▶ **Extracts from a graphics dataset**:

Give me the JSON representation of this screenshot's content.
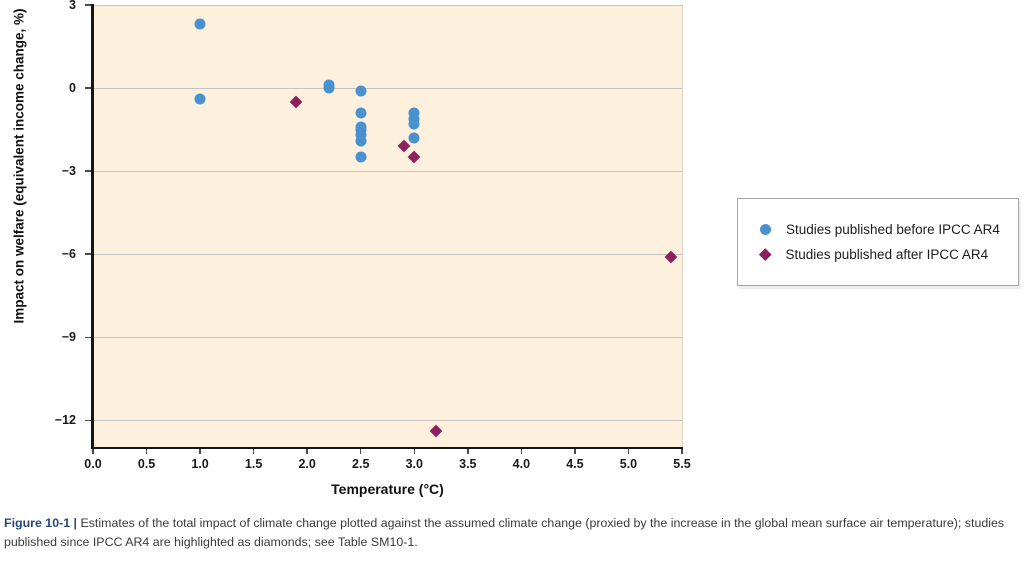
{
  "figure": {
    "caption_lead": "Figure 10-1 |",
    "caption_text": "Estimates of the total impact of climate change plotted against the assumed climate change (proxied by the increase in the global mean surface air temperature); studies published since IPCC AR4 are highlighted as diamonds; see Table SM10-1."
  },
  "legend": {
    "items": [
      {
        "label": "Studies published before IPCC AR4",
        "marker": "circle",
        "color": "#4a91d0"
      },
      {
        "label": "Studies published after IPCC AR4",
        "marker": "diamond",
        "color": "#8c2160"
      }
    ]
  },
  "chart_data": {
    "type": "scatter",
    "title": "",
    "xlabel": "Temperature (°C)",
    "ylabel": "Impact on welfare (equivalent income change, %)",
    "xlim": [
      0,
      5.5
    ],
    "ylim": [
      -13,
      3
    ],
    "grid": "horizontal",
    "legend_position": "right-outside",
    "plot_bg": "#fdf1de",
    "gridline_color": "#c6c4be",
    "xticks": [
      {
        "label": "0.0",
        "value": 0.0
      },
      {
        "label": "0.5",
        "value": 0.5
      },
      {
        "label": "1.0",
        "value": 1.0
      },
      {
        "label": "1.5",
        "value": 1.5
      },
      {
        "label": "2.0",
        "value": 2.0
      },
      {
        "label": "2.5",
        "value": 2.5
      },
      {
        "label": "3.0",
        "value": 3.0
      },
      {
        "label": "3.5",
        "value": 3.5
      },
      {
        "label": "4.0",
        "value": 4.0
      },
      {
        "label": "4.5",
        "value": 4.5
      },
      {
        "label": "5.0",
        "value": 5.0
      },
      {
        "label": "5.5",
        "value": 5.5
      }
    ],
    "yticks": [
      {
        "label": "3",
        "value": 3
      },
      {
        "label": "0",
        "value": 0
      },
      {
        "label": "−3",
        "value": -3
      },
      {
        "label": "−6",
        "value": -6
      },
      {
        "label": "−9",
        "value": -9
      },
      {
        "label": "−12",
        "value": -12
      }
    ],
    "gridlines": [
      3,
      0,
      -3,
      -6,
      -9,
      -12
    ],
    "series": [
      {
        "name": "Studies published before IPCC AR4",
        "marker": "circle",
        "color": "#4a91d0",
        "points": [
          [
            1.0,
            2.3
          ],
          [
            1.0,
            -0.4
          ],
          [
            2.2,
            0.0
          ],
          [
            2.2,
            0.1
          ],
          [
            2.5,
            -2.5
          ],
          [
            2.5,
            -1.9
          ],
          [
            2.5,
            -1.7
          ],
          [
            2.5,
            -1.5
          ],
          [
            2.5,
            -1.4
          ],
          [
            2.5,
            -0.9
          ],
          [
            2.5,
            -0.1
          ],
          [
            3.0,
            -1.8
          ],
          [
            3.0,
            -0.9
          ],
          [
            3.0,
            -1.3
          ],
          [
            3.0,
            -1.1
          ]
        ]
      },
      {
        "name": "Studies published after IPCC AR4",
        "marker": "diamond",
        "color": "#8c2160",
        "points": [
          [
            1.9,
            -0.5
          ],
          [
            2.9,
            -2.1
          ],
          [
            3.0,
            -2.5
          ],
          [
            3.2,
            -12.4
          ],
          [
            5.4,
            -6.1
          ]
        ]
      }
    ]
  }
}
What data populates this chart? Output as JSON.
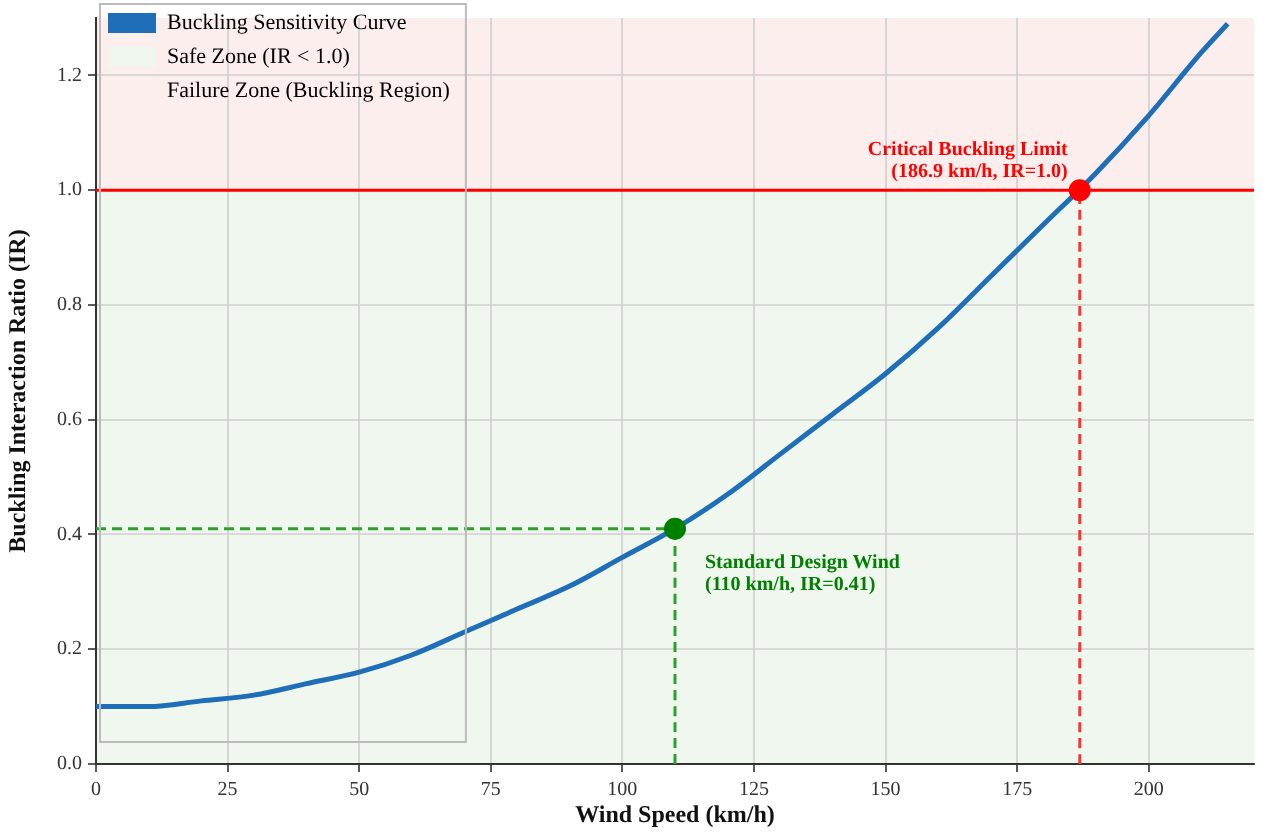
{
  "chart_data": {
    "type": "line",
    "xlabel": "Wind Speed (km/h)",
    "ylabel": "Buckling Interaction Ratio (IR)",
    "series": [
      {
        "name": "Buckling Sensitivity Curve",
        "color": "#1f6fb8",
        "x": [
          0,
          10,
          20,
          30,
          40,
          50,
          60,
          70,
          80,
          90,
          100,
          110,
          120,
          130,
          140,
          150,
          160,
          170,
          180,
          190,
          200,
          210,
          215
        ],
        "values": [
          0.1,
          0.1,
          0.11,
          0.12,
          0.14,
          0.16,
          0.19,
          0.23,
          0.27,
          0.31,
          0.36,
          0.41,
          0.47,
          0.54,
          0.61,
          0.68,
          0.76,
          0.85,
          0.94,
          1.03,
          1.13,
          1.24,
          1.29
        ]
      },
      {
        "type": "line",
        "color": "#2ca02c",
        "line_style": "dashed",
        "marker": "none",
        "x": [
          0,
          110
        ],
        "values": [
          0.41,
          0.41
        ]
      },
      {
        "type": "line",
        "color": "#2ca02c",
        "line_style": "dashed",
        "marker": "none",
        "x": [
          110,
          110
        ],
        "values": [
          0,
          0.41
        ]
      },
      {
        "type": "line",
        "color": "#ff3333",
        "line_style": "dashed",
        "marker": "none",
        "x": [
          186.9,
          186.9
        ],
        "values": [
          0,
          1.0
        ]
      },
      {
        "type": "scatter",
        "color": "#008000",
        "marker": "circle",
        "x": [
          110
        ],
        "values": [
          0.41
        ]
      },
      {
        "type": "scatter",
        "color": "#ff0000",
        "marker": "circle",
        "x": [
          186.9
        ],
        "values": [
          1.0
        ]
      }
    ],
    "xlim": [
      0,
      220
    ],
    "xticks": [
      0,
      25,
      50,
      75,
      100,
      125,
      150,
      175,
      200
    ],
    "ylim": [
      0,
      1.3
    ],
    "yticks": [
      {
        "value": 0,
        "label": "0.0"
      },
      0.2,
      0.4,
      0.6,
      0.8,
      {
        "value": 1,
        "label": "1.0"
      },
      1.2
    ],
    "bands": [
      {
        "axis": "y",
        "from": 0,
        "to": 1.0,
        "label": "Safe Zone (IR < 1.0)",
        "color": "#eff7ef"
      },
      {
        "axis": "y",
        "from": 1.0,
        "to": 1.3,
        "label": "Failure Zone (Buckling Region)",
        "color": "#fdeeee"
      }
    ],
    "ref_lines": [
      {
        "axis": "y",
        "value": 1.0,
        "color": "#ff0000",
        "line_style": "solid"
      }
    ],
    "annotations": [
      {
        "text": "Critical Buckling Limit\n(186.9 km/h, IR=1.0)",
        "x": 186.9,
        "y": 1.0
      },
      {
        "text": "Standard Design Wind\n(110 km/h, IR=0.41)",
        "x": 110,
        "y": 0.41
      }
    ],
    "grid": true,
    "legend": "top left",
    "line_style": "solid",
    "marker": "none"
  }
}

▶ **Written exercise**: Scan the material above for the word "Wind". Copy each line where it occurs.

▶ **Solution for this problem**:
    "xlabel": "Wind Speed (km/h)",
        "text": "Standard Design Wind\n(110 km/h, IR=0.41)",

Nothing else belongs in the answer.